Your instructions: Determine the count of lines holding "인성검사" and give that count alone.

:: Given information ::

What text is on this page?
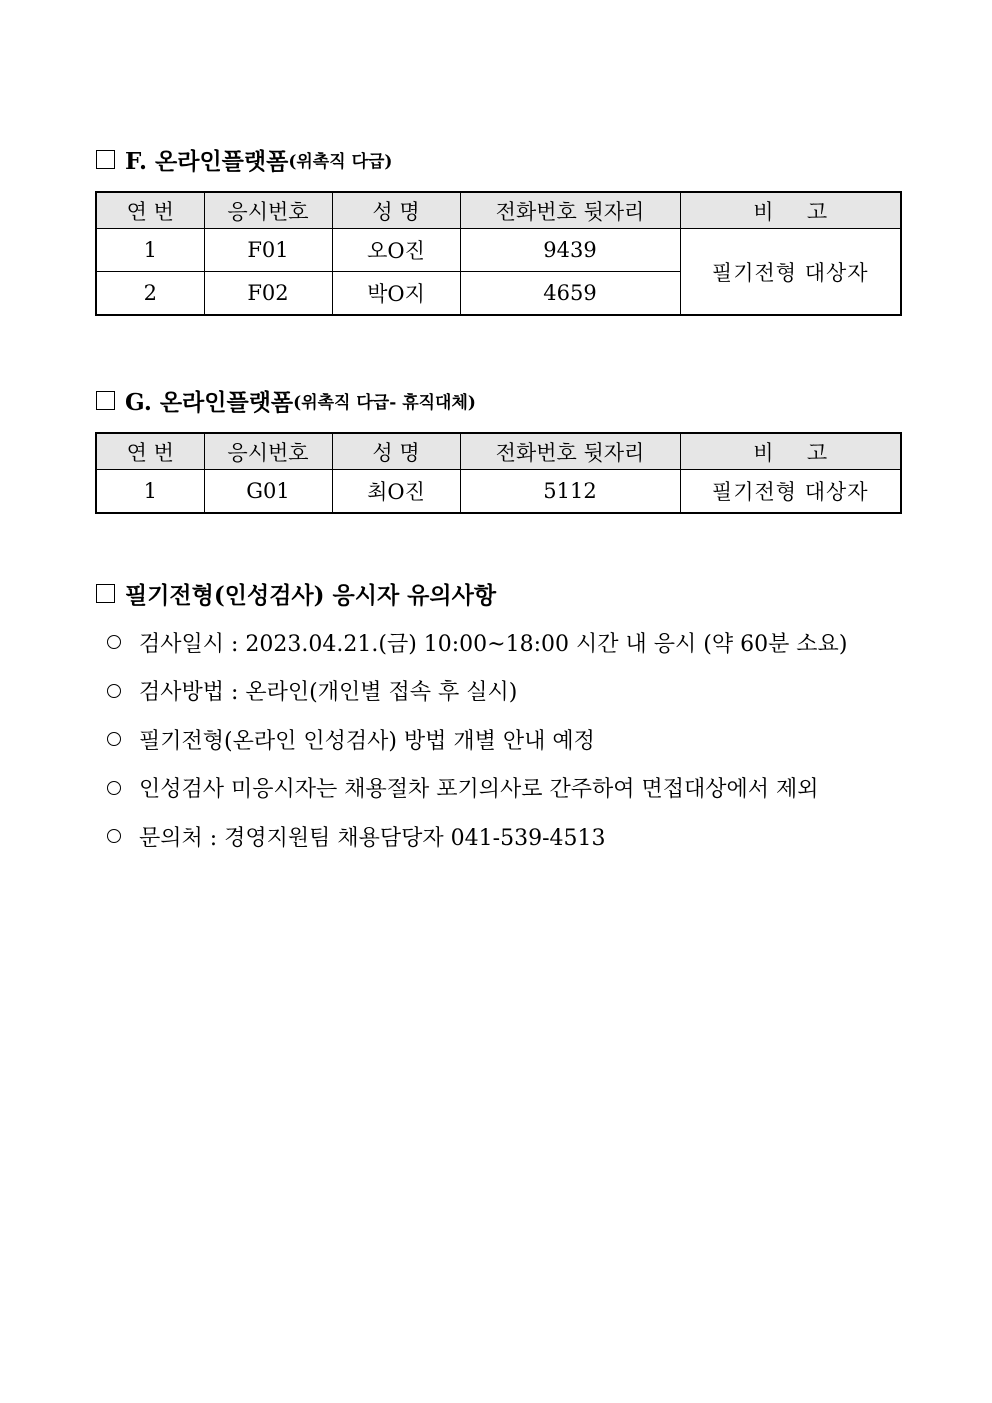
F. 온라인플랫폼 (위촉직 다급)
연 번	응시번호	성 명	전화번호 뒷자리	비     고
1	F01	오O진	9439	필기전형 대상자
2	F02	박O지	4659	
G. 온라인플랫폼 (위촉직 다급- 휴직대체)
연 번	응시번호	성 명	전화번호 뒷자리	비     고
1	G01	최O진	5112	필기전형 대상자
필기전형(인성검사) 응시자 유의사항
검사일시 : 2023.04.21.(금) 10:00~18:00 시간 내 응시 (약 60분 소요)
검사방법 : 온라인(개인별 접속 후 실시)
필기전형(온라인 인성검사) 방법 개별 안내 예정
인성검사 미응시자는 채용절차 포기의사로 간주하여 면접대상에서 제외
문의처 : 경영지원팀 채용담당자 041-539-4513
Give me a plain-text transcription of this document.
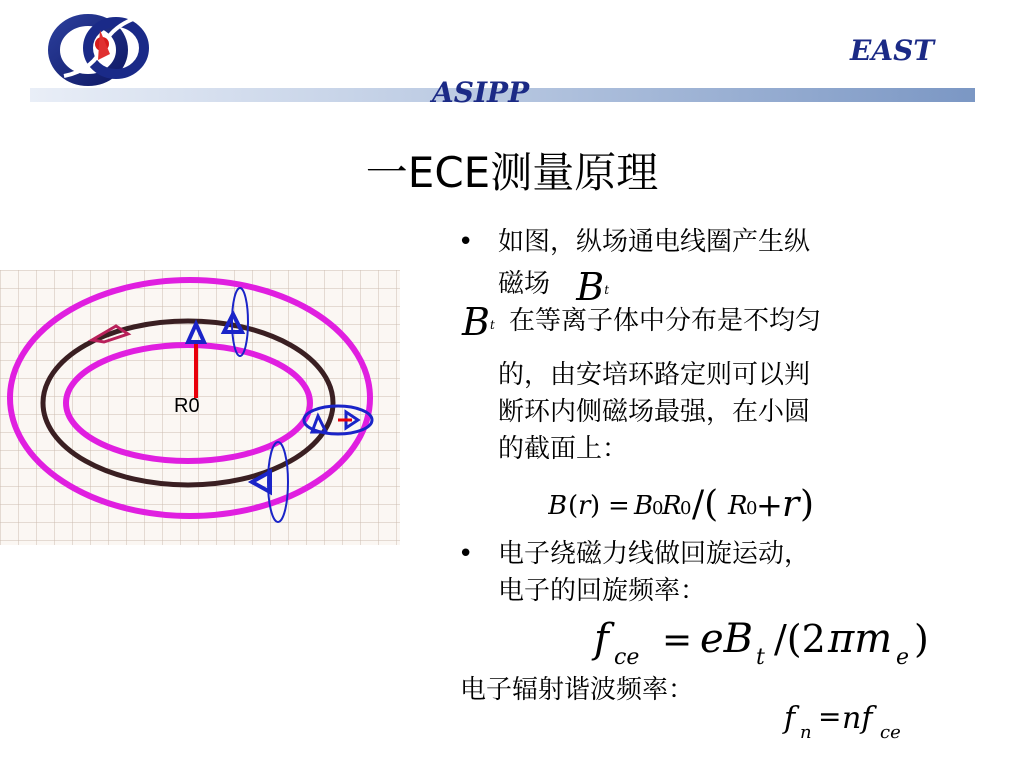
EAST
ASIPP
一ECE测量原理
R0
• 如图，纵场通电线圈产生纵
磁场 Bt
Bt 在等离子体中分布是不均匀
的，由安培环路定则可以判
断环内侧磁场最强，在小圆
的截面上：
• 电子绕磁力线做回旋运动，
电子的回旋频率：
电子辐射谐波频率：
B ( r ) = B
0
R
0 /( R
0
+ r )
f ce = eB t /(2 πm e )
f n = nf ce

:::

Solved problem: 3